-- Task inputs start --

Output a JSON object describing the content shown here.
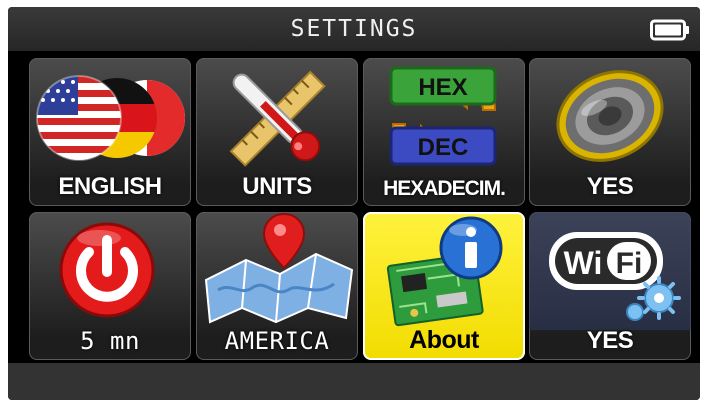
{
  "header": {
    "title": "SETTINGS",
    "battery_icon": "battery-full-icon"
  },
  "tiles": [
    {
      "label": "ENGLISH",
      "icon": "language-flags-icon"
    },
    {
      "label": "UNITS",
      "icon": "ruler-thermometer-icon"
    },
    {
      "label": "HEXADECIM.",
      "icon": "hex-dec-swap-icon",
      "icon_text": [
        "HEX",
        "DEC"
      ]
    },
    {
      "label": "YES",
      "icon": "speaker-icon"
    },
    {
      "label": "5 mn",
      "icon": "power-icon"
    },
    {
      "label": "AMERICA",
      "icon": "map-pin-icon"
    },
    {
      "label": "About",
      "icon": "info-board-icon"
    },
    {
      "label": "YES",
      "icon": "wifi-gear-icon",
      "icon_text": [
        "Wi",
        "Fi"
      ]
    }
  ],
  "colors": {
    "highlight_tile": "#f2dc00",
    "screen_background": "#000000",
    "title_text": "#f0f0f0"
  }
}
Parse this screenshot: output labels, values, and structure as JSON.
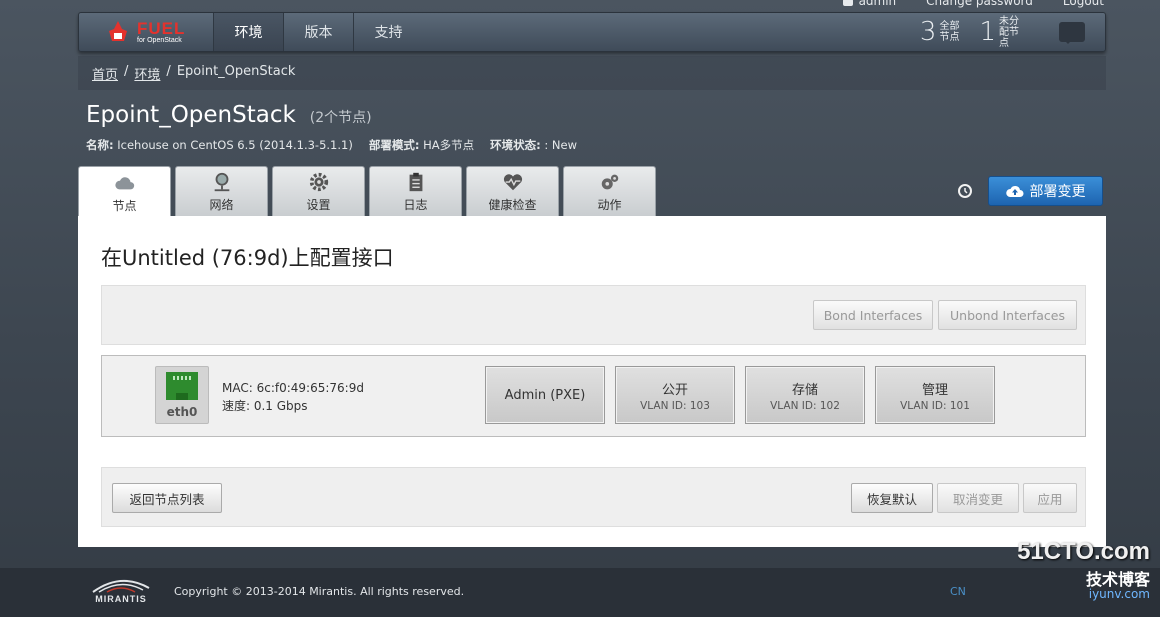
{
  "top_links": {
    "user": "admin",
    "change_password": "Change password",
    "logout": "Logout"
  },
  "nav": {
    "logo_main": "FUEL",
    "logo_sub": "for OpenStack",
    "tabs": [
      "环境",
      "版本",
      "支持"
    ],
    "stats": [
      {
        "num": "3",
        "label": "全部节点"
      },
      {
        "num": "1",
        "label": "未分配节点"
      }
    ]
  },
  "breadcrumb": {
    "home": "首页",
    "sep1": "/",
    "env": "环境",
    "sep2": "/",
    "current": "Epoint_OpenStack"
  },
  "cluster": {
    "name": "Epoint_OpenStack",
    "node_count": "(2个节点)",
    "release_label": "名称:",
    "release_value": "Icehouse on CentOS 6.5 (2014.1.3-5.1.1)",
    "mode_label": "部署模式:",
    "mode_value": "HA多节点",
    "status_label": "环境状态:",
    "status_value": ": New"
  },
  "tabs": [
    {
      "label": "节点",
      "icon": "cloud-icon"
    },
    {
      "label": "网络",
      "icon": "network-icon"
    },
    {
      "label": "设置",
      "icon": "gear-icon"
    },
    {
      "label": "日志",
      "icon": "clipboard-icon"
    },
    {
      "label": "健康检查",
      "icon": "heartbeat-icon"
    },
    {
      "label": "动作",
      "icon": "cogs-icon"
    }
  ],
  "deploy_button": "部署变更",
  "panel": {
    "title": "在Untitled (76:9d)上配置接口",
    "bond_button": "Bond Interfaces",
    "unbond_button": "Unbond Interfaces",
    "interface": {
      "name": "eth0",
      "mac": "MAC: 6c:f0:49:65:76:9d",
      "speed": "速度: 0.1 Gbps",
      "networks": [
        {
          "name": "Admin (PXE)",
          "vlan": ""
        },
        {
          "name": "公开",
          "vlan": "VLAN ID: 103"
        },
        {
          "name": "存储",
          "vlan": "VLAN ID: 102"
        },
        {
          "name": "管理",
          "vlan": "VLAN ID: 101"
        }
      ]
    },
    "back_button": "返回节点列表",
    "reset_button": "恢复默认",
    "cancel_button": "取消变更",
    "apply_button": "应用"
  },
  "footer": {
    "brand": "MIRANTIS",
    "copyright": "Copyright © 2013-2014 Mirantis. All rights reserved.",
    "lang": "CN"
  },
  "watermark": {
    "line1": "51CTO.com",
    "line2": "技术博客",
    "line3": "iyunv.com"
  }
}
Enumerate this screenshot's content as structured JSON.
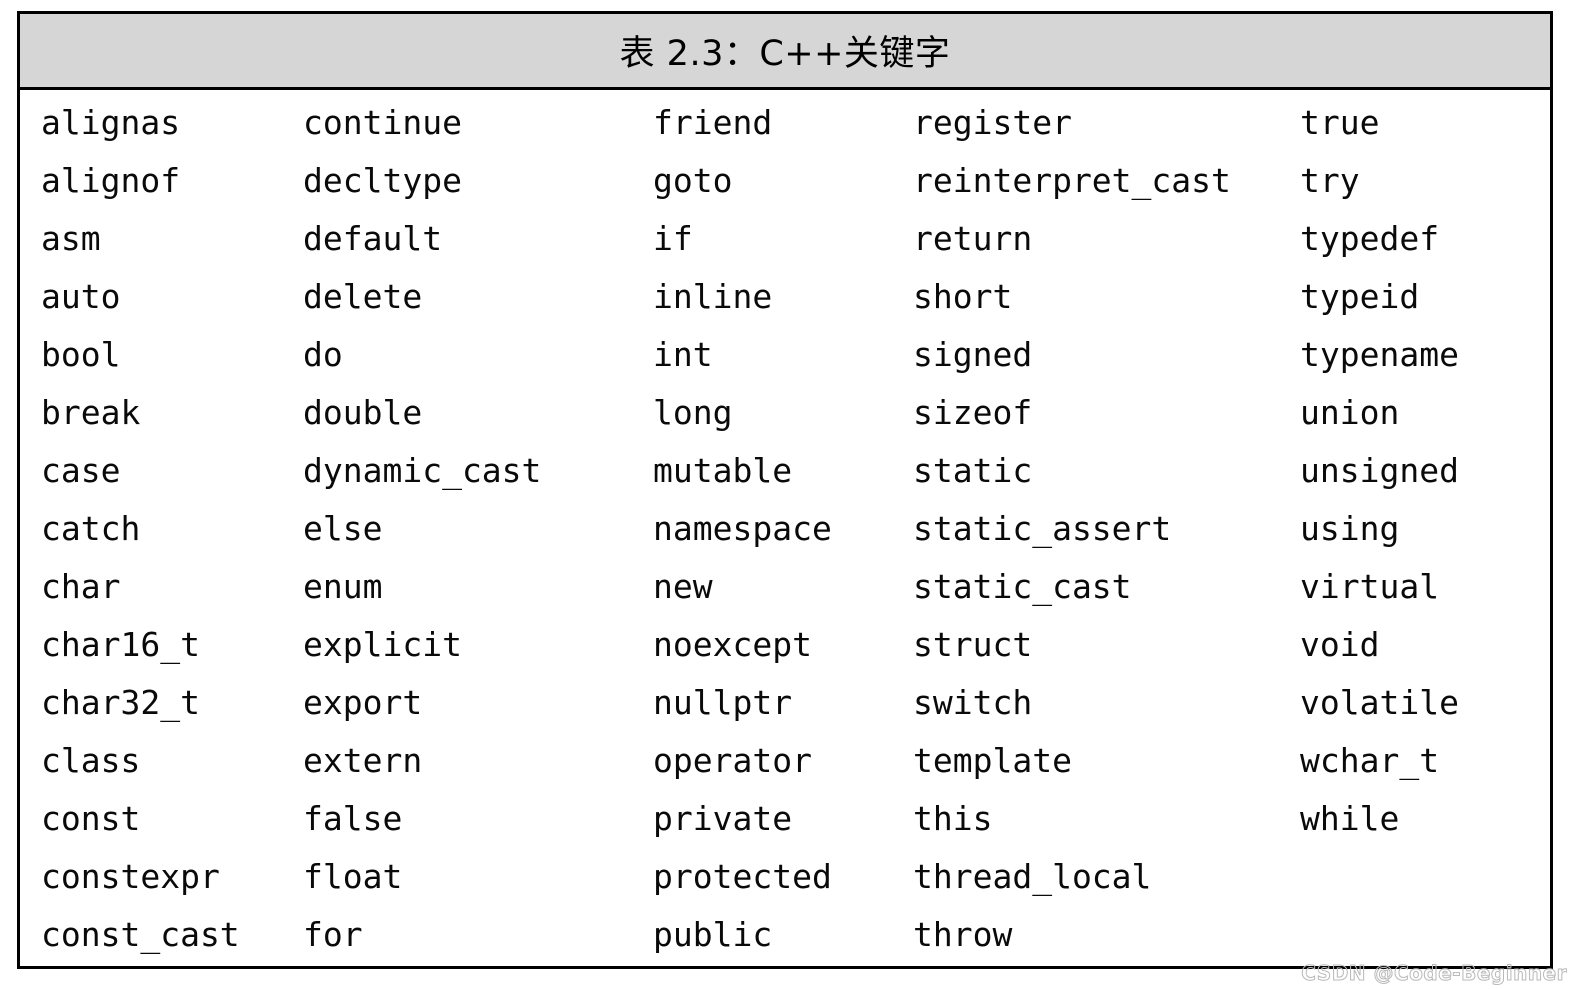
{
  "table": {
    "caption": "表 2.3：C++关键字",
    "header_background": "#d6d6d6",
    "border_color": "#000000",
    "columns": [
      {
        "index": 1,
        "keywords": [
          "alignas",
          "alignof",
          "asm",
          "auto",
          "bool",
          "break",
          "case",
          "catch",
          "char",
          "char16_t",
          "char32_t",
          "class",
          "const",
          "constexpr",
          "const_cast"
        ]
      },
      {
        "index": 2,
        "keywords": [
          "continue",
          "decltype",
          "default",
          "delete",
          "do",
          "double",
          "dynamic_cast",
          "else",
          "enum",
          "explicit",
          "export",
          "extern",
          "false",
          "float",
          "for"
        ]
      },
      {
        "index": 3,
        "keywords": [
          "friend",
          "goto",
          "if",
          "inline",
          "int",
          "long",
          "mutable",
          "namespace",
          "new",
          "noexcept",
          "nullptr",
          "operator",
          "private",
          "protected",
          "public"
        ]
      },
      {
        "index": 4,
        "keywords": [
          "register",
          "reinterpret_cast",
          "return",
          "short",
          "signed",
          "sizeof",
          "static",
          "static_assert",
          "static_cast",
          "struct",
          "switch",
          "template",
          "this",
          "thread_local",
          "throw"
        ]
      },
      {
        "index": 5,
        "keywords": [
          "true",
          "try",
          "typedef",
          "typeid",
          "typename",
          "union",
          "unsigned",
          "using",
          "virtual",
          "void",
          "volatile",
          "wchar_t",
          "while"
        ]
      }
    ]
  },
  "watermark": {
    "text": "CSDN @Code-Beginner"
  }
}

-- Task inputs end --

Starting at the line that contains "Enumerate this screenshot's", extract each line through the last line of the material exactly as written, and include no pictures.

Enumerate this screenshot's content as structured JSON.
{
  "table": {
    "caption": "表 2.3：C++关键字",
    "header_background": "#d6d6d6",
    "border_color": "#000000",
    "columns": [
      {
        "index": 1,
        "keywords": [
          "alignas",
          "alignof",
          "asm",
          "auto",
          "bool",
          "break",
          "case",
          "catch",
          "char",
          "char16_t",
          "char32_t",
          "class",
          "const",
          "constexpr",
          "const_cast"
        ]
      },
      {
        "index": 2,
        "keywords": [
          "continue",
          "decltype",
          "default",
          "delete",
          "do",
          "double",
          "dynamic_cast",
          "else",
          "enum",
          "explicit",
          "export",
          "extern",
          "false",
          "float",
          "for"
        ]
      },
      {
        "index": 3,
        "keywords": [
          "friend",
          "goto",
          "if",
          "inline",
          "int",
          "long",
          "mutable",
          "namespace",
          "new",
          "noexcept",
          "nullptr",
          "operator",
          "private",
          "protected",
          "public"
        ]
      },
      {
        "index": 4,
        "keywords": [
          "register",
          "reinterpret_cast",
          "return",
          "short",
          "signed",
          "sizeof",
          "static",
          "static_assert",
          "static_cast",
          "struct",
          "switch",
          "template",
          "this",
          "thread_local",
          "throw"
        ]
      },
      {
        "index": 5,
        "keywords": [
          "true",
          "try",
          "typedef",
          "typeid",
          "typename",
          "union",
          "unsigned",
          "using",
          "virtual",
          "void",
          "volatile",
          "wchar_t",
          "while"
        ]
      }
    ]
  },
  "watermark": {
    "text": "CSDN @Code-Beginner"
  }
}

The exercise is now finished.